- **Exercise data**
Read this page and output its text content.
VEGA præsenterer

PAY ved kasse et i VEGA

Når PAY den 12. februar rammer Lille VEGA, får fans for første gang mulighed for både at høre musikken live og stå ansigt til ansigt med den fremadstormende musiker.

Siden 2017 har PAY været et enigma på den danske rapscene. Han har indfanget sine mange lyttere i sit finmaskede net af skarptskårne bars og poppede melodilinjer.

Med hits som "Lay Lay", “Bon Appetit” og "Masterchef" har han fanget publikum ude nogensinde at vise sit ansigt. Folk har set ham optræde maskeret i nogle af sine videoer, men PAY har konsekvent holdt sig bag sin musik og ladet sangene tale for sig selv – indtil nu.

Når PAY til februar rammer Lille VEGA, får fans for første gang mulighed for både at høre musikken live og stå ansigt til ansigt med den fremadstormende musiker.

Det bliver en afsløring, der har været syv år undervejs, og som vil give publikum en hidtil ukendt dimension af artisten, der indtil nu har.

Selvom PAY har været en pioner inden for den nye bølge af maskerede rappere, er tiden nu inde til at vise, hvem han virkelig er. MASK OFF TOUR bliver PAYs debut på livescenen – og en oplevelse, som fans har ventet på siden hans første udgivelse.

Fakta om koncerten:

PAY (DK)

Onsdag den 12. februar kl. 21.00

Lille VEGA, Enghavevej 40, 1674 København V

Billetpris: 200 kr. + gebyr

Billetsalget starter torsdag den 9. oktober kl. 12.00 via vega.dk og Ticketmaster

- **Short task**
Report how many lines in the records above contain the word "både", giving only the number.

- **Output for this exercise**
2